**PROBLEM STATEMENT:**
Reproduce the rows verbatim, starting with the first row and ending with the row that contains "site-marker (243, 82, 247, 86)". Include both of these end rows.

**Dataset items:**
###
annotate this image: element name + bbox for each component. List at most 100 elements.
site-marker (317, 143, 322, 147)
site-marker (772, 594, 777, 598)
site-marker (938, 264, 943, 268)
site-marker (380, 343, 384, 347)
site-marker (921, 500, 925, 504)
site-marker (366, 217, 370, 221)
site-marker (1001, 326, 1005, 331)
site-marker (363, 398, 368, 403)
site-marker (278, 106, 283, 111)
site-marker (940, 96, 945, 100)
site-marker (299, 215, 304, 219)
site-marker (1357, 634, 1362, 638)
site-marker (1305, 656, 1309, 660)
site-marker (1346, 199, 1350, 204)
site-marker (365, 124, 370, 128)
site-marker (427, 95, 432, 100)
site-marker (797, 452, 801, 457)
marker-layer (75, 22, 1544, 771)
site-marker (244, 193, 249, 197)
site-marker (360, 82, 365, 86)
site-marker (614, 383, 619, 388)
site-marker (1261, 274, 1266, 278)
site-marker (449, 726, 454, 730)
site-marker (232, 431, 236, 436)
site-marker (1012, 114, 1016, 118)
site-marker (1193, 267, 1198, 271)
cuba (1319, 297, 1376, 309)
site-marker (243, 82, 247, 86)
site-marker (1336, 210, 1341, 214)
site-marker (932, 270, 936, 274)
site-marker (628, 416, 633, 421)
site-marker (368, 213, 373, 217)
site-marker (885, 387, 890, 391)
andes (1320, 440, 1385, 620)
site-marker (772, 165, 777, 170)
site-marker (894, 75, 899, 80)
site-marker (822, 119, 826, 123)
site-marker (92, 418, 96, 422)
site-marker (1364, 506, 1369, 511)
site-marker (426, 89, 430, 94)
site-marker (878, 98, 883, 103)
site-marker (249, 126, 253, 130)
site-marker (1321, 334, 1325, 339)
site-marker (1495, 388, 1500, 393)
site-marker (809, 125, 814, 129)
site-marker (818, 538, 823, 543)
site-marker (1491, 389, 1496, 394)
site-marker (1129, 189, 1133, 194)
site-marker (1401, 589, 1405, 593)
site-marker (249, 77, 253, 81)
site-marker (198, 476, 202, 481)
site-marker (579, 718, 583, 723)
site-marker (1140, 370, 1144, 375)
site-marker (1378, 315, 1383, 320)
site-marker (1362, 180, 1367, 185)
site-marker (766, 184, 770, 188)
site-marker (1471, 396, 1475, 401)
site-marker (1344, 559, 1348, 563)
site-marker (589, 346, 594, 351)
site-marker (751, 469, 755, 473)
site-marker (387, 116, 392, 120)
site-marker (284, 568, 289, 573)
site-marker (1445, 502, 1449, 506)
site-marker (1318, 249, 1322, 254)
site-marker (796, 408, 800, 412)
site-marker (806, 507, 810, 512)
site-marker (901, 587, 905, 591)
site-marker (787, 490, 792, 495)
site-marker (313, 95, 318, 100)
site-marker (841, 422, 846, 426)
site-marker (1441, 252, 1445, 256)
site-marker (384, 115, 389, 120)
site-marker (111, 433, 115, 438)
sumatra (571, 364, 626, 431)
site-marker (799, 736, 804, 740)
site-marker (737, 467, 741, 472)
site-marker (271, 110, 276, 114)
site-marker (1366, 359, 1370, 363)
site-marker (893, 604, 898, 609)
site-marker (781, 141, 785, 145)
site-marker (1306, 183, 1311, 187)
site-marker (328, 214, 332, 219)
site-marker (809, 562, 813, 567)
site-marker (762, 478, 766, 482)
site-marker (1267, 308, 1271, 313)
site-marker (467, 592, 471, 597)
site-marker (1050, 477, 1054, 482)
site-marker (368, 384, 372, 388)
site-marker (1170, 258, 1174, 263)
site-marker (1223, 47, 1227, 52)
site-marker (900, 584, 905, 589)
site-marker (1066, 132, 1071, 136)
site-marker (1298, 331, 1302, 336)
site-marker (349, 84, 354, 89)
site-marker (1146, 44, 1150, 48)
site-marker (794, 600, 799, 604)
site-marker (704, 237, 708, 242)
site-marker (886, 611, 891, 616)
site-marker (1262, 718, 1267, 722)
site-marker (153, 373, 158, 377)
###
**ANSWER IN FULL:**
annotate this image: element name + bbox for each component. List at most 100 elements.
site-marker (317, 143, 322, 147)
site-marker (772, 594, 777, 598)
site-marker (938, 264, 943, 268)
site-marker (380, 343, 384, 347)
site-marker (921, 500, 925, 504)
site-marker (366, 217, 370, 221)
site-marker (1001, 326, 1005, 331)
site-marker (363, 398, 368, 403)
site-marker (278, 106, 283, 111)
site-marker (940, 96, 945, 100)
site-marker (299, 215, 304, 219)
site-marker (1357, 634, 1362, 638)
site-marker (1305, 656, 1309, 660)
site-marker (1346, 199, 1350, 204)
site-marker (365, 124, 370, 128)
site-marker (427, 95, 432, 100)
site-marker (797, 452, 801, 457)
marker-layer (75, 22, 1544, 771)
site-marker (244, 193, 249, 197)
site-marker (360, 82, 365, 86)
site-marker (614, 383, 619, 388)
site-marker (1261, 274, 1266, 278)
site-marker (449, 726, 454, 730)
site-marker (232, 431, 236, 436)
site-marker (1012, 114, 1016, 118)
site-marker (1193, 267, 1198, 271)
cuba (1319, 297, 1376, 309)
site-marker (243, 82, 247, 86)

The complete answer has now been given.